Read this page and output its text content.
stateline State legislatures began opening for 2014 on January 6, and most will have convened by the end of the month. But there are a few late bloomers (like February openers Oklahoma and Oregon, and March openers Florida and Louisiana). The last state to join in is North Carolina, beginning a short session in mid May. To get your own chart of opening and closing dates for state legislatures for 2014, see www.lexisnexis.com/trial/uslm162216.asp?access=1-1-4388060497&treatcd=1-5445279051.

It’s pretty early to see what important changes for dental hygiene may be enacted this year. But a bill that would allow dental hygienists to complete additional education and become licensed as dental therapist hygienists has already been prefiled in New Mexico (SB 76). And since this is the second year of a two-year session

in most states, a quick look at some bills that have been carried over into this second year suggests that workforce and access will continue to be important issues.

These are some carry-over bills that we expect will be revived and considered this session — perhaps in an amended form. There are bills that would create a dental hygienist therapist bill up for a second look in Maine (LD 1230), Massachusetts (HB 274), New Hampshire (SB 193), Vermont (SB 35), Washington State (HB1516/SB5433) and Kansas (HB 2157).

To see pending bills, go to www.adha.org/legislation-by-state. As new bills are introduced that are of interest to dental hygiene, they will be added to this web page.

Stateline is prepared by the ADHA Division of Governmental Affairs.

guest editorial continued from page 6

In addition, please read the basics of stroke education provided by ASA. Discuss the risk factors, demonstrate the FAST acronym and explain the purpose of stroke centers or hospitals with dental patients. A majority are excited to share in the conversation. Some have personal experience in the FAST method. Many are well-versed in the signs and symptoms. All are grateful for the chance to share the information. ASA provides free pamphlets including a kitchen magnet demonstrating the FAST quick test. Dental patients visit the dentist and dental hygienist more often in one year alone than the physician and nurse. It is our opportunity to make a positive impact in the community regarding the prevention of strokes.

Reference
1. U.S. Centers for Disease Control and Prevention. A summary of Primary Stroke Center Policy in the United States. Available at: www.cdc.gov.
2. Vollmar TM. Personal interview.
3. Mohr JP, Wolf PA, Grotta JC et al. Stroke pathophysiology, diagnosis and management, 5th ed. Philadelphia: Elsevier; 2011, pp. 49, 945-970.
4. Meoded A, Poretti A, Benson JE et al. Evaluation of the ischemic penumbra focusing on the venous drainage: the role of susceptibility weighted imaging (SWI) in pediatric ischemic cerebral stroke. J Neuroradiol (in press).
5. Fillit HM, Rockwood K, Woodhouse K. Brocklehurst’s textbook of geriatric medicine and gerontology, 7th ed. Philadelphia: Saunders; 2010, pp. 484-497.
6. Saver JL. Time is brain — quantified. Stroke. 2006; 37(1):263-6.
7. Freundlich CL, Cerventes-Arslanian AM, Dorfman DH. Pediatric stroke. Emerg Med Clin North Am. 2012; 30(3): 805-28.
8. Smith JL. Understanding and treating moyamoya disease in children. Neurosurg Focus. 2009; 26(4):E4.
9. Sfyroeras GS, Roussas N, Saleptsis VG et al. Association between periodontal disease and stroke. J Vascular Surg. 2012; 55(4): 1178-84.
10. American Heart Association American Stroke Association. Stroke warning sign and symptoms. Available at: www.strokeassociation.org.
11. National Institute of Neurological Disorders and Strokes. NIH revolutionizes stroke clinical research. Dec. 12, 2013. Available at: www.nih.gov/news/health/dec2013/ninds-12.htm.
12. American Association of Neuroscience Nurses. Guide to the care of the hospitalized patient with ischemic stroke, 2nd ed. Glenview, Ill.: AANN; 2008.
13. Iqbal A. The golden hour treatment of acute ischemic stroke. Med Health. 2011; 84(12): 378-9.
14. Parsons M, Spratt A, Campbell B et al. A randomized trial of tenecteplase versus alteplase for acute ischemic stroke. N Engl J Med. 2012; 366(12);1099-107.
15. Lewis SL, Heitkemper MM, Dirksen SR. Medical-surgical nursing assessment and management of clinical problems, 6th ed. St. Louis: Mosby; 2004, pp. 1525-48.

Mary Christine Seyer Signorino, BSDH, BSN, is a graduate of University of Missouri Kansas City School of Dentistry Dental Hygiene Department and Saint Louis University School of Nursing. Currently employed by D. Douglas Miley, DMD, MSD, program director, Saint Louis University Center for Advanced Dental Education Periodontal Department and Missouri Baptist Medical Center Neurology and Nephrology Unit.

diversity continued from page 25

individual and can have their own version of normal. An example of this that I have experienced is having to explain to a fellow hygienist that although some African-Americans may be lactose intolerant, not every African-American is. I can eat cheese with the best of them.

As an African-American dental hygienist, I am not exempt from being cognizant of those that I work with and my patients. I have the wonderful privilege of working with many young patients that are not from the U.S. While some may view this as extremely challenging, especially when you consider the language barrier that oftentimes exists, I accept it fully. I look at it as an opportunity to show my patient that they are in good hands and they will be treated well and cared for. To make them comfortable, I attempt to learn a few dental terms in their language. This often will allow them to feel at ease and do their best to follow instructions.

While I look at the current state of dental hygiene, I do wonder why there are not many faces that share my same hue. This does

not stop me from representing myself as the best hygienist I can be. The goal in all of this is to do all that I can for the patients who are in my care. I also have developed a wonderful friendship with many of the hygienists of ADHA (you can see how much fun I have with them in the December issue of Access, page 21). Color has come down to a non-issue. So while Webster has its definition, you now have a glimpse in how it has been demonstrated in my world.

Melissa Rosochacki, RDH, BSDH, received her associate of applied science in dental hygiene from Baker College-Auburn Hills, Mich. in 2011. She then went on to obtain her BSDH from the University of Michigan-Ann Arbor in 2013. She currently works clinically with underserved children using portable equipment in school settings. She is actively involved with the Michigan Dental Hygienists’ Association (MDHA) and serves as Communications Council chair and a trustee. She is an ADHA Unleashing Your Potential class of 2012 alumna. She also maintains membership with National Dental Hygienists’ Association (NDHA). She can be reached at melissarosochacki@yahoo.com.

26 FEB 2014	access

--------

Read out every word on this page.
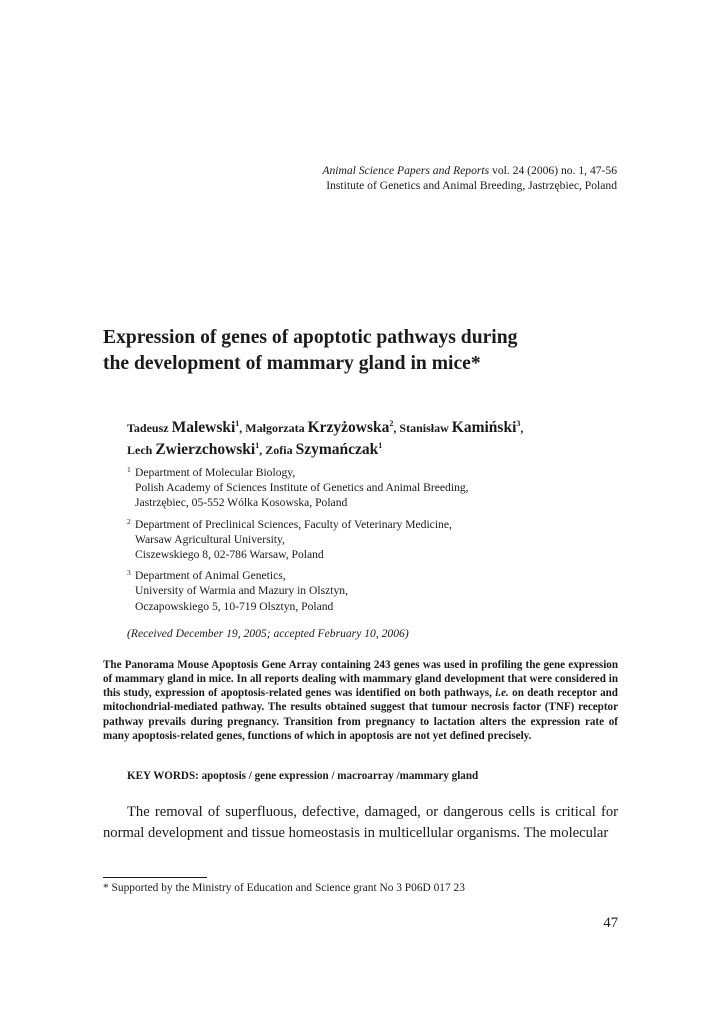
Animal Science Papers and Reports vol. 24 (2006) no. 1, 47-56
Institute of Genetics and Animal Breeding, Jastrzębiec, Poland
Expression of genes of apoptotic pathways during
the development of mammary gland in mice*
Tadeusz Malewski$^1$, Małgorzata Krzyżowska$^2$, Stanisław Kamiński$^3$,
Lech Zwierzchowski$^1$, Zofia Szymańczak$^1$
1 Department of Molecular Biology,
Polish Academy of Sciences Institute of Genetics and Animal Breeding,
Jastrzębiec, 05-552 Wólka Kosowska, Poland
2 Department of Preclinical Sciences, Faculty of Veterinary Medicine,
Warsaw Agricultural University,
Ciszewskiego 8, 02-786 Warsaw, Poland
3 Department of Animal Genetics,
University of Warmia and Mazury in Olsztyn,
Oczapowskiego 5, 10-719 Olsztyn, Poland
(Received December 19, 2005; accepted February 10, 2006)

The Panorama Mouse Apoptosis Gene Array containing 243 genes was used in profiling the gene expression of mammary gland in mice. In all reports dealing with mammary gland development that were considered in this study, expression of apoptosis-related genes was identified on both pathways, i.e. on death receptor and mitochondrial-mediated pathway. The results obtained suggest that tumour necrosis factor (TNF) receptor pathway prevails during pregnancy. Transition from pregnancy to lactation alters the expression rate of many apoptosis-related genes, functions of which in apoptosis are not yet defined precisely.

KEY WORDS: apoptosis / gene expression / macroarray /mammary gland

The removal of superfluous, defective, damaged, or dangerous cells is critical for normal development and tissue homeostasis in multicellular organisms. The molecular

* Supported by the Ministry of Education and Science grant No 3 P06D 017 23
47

--------

_Exercise requirements_
Each line of the data that includes "Institute" counts once; say how many there are, giving nothing but the number.

_Exercise result_
3